::: PROVIDED PASSAGE :::

But the stipulated scenario is not about highly productive employees. The author is saying that even if he's less productive, he thinks that he should be allowed to work at home.
Obviously, "less productive" is an implicit comparison with some base level of productivity, and we don't know what that level of productivity is. I think that the author implies that he thinks his base level of productivity is "high enough." On the other hand, reading between the lines, his coworkers may think that his base level of productivity is "not actually all that high." And we don't know how much less "less" is.
If an employer has a choice between "happy, unproductive employee" and "unhappy, productive employee," I'll suggest that the rational approach is to get "unhappy, productive employee." In that scenario, you'll get useful work out of the person until they quit, and then you'll have another chance to hire someone who's happy and productive. In the happy, unproductive scenario, that person is a drain on your resources until you fire them, which is inherently more expensive than someone quitting, and often more of a morale hit than an unhappy person quitting is.
(Any real scenario will be more complex than the previous paragraph).
I guess I've been doing it so long that I don't really think of it as allowed anymore. It's just something that I feel is my choice. I've gone so far as to co-found my own consulting company so that no one will get to make that decision for me in the future. I will make my own decisions about how and where I should work.
This idea cuts straight to the heart of the argument.
If you view your employer as a master who gets to tell you how and where and when to work, for the pittance he affords you so you can live to work another day, and so he can take all your extra productivity and initiative and IP and profit from it as he wishes, then I guess you are right.
If you view your contract with your employer as a mutual agreement where you provide a set amount of work for a set amount of money, then your productivity is your own. You can use it for a better life or more money.
I guess this is why I contract. I happen to think my pay should be directly linked to the value I create, rather than an arbitrary amount based on how much it costs me to live, and how long it takes me to find work.
I think your critique is using a major false equivalence. I don't see any suggestion in the article that keeping someone from working from home is on par with forcing them to take Adderall. Instead, both were being held up as examples when discussing the question of what changes employers ask you to make in your life to create productivity. I agree that the Adderall example was hyperbolic and the article would probably be stronger without it, but I don't think any moral equivalence was being asserted.

:::

- **SHORT TASK 1**:
Retype the remote-work discussion word for word, everything from "If an employer" down to "person quitting is.".
- **SHORT TASK 2**:
In the remote-work discussion, what did the commenter co-found so that no one else would decide how and where they work?

::: STORED DATA :::

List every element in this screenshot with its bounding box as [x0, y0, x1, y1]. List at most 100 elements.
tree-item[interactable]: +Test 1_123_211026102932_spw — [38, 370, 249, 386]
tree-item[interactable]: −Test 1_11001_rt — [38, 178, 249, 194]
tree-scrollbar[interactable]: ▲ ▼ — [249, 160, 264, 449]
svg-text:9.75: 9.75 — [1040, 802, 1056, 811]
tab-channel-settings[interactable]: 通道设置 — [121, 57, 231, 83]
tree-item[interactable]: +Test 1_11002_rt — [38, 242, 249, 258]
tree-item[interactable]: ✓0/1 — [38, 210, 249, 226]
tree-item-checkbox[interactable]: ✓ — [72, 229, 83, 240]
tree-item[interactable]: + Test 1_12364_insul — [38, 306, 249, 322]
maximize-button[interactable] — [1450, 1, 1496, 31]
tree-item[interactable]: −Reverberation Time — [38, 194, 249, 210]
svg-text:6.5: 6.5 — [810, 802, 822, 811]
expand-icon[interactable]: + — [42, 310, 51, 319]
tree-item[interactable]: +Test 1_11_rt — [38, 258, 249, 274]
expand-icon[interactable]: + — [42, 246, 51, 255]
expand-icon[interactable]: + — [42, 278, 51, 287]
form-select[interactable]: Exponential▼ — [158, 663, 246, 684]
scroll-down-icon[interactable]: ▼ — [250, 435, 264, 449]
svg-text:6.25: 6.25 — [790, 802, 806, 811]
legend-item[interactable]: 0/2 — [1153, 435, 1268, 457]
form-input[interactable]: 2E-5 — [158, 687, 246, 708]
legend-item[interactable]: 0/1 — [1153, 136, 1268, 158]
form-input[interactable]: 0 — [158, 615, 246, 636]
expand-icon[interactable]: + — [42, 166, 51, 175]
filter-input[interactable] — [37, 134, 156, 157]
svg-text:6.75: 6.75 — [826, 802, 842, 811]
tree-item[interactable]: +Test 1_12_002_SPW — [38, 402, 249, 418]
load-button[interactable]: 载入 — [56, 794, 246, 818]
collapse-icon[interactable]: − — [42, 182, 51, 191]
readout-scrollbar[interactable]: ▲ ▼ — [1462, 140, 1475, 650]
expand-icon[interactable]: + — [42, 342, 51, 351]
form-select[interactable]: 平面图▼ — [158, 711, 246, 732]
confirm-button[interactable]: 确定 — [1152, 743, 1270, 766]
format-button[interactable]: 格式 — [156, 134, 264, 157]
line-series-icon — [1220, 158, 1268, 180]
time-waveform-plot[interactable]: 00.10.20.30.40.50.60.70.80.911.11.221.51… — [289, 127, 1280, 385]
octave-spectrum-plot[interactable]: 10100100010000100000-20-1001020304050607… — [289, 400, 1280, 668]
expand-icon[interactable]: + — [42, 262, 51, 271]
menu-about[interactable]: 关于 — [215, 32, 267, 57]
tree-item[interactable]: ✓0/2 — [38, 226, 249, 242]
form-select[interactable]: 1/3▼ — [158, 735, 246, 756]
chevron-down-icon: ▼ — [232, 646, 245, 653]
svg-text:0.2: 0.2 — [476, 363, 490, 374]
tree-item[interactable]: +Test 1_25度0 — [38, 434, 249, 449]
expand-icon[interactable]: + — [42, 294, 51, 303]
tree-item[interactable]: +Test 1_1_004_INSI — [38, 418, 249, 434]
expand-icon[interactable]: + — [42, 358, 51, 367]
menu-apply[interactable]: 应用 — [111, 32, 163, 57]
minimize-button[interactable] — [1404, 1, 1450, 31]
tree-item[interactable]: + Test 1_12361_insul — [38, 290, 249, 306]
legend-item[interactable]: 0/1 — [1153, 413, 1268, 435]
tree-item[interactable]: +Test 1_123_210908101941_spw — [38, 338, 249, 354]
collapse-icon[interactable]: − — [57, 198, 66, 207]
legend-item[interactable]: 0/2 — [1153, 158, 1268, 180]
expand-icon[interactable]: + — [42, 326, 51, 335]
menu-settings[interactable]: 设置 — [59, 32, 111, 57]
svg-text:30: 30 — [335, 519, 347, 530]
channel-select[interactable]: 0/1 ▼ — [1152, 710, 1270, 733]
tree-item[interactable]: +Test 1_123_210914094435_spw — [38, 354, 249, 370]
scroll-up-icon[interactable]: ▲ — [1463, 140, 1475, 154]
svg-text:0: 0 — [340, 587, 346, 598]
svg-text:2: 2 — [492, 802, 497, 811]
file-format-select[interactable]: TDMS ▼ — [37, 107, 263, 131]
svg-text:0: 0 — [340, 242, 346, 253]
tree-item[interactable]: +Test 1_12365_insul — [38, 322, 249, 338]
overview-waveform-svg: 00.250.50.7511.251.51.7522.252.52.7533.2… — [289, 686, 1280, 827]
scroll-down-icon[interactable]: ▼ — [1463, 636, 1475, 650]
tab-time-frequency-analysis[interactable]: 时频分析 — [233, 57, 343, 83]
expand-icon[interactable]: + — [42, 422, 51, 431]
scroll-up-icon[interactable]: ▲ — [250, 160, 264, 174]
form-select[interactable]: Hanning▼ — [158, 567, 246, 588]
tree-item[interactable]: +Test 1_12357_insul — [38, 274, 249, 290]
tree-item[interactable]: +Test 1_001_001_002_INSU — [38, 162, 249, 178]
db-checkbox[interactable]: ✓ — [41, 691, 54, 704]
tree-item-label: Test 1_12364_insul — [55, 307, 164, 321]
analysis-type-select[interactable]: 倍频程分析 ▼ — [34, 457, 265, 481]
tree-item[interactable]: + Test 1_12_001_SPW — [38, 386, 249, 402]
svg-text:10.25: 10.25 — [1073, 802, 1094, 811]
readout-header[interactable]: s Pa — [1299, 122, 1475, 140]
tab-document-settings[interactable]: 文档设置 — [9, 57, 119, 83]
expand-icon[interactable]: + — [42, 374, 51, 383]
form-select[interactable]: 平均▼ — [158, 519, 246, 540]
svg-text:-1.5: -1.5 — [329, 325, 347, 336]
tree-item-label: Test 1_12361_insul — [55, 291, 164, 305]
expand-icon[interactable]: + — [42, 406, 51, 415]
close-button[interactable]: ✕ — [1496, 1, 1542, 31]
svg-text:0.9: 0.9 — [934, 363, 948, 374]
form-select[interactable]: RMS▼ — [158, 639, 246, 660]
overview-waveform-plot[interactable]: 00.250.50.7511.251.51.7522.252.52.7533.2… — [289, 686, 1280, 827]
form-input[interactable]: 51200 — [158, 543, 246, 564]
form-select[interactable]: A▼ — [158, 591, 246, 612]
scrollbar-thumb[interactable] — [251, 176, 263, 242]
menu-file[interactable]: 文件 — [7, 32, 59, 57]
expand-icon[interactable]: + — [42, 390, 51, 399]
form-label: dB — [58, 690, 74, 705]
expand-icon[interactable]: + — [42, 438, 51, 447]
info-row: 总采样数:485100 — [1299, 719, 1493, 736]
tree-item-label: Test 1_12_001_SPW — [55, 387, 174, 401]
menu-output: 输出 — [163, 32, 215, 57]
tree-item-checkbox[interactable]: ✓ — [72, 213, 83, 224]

:::

- **FINAL RESULT 1**:
If an employer has a choice between "happy, unproductive employee" and "unhappy, productive employee," I'll suggest that the rational approach is to get "unhappy, productive employee." In that scenario, you'll get useful work out of the person until they quit, and then you'll have another chance to hire someone who's happy and productive. In the happy, unproductive scenario, that person is a drain on your resources until you fire them, which is inherently more expensive than someone quitting, and often more of a morale hit than an unhappy person quitting is.

- **FINAL RESULT 2**:
Their own consulting company.